-- Start Input --

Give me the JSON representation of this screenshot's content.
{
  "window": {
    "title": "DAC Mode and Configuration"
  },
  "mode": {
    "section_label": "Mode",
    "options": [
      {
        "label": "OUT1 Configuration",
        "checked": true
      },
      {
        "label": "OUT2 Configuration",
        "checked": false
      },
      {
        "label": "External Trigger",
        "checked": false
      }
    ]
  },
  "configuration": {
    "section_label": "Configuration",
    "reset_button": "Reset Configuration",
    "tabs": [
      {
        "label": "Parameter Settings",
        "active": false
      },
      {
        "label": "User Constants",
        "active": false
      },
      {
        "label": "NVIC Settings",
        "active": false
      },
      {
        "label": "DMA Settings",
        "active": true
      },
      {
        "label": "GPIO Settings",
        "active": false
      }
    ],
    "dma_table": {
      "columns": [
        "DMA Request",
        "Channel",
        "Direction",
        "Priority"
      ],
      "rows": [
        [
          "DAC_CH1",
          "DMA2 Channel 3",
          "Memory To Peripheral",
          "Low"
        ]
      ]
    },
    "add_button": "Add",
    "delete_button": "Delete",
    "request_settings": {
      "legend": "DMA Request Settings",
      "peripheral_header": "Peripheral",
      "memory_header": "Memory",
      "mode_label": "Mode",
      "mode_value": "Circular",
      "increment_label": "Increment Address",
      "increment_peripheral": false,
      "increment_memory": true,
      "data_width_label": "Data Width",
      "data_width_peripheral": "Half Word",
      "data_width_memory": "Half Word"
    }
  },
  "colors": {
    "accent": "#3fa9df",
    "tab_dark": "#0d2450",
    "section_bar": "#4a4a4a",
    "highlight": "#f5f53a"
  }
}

-- End Input --

**What is required**
Transcribe every line of the data, exactly as it stands.

**In response**
Give me the JSON representation of this screenshot's content.
{
  "window": {
    "title": "DAC Mode and Configuration"
  },
  "mode": {
    "section_label": "Mode",
    "options": [
      {
        "label": "OUT1 Configuration",
        "checked": true
      },
      {
        "label": "OUT2 Configuration",
        "checked": false
      },
      {
        "label": "External Trigger",
        "checked": false
      }
    ]
  },
  "configuration": {
    "section_label": "Configuration",
    "reset_button": "Reset Configuration",
    "tabs": [
      {
        "label": "Parameter Settings",
        "active": false
      },
      {
        "label": "User Constants",
        "active": false
      },
      {
        "label": "NVIC Settings",
        "active": false
      },
      {
        "label": "DMA Settings",
        "active": true
      },
      {
        "label": "GPIO Settings",
        "active": false
      }
    ],
    "dma_table": {
      "columns": [
        "DMA Request",
        "Channel",
        "Direction",
        "Priority"
      ],
      "rows": [
        [
          "DAC_CH1",
          "DMA2 Channel 3",
          "Memory To Peripheral",
          "Low"
        ]
      ]
    },
    "add_button": "Add",
    "delete_button": "Delete",
    "request_settings": {
      "legend": "DMA Request Settings",
      "peripheral_header": "Peripheral",
      "memory_header": "Memory",
      "mode_label": "Mode",
      "mode_value": "Circular",
      "increment_label": "Increment Address",
      "increment_peripheral": false,
      "increment_memory": true,
      "data_width_label": "Data Width",
      "data_width_peripheral": "Half Word",
      "data_width_memory": "Half Word"
    }
  },
  "colors": {
    "accent": "#3fa9df",
    "tab_dark": "#0d2450",
    "section_bar": "#4a4a4a",
    "highlight": "#f5f53a"
  }
}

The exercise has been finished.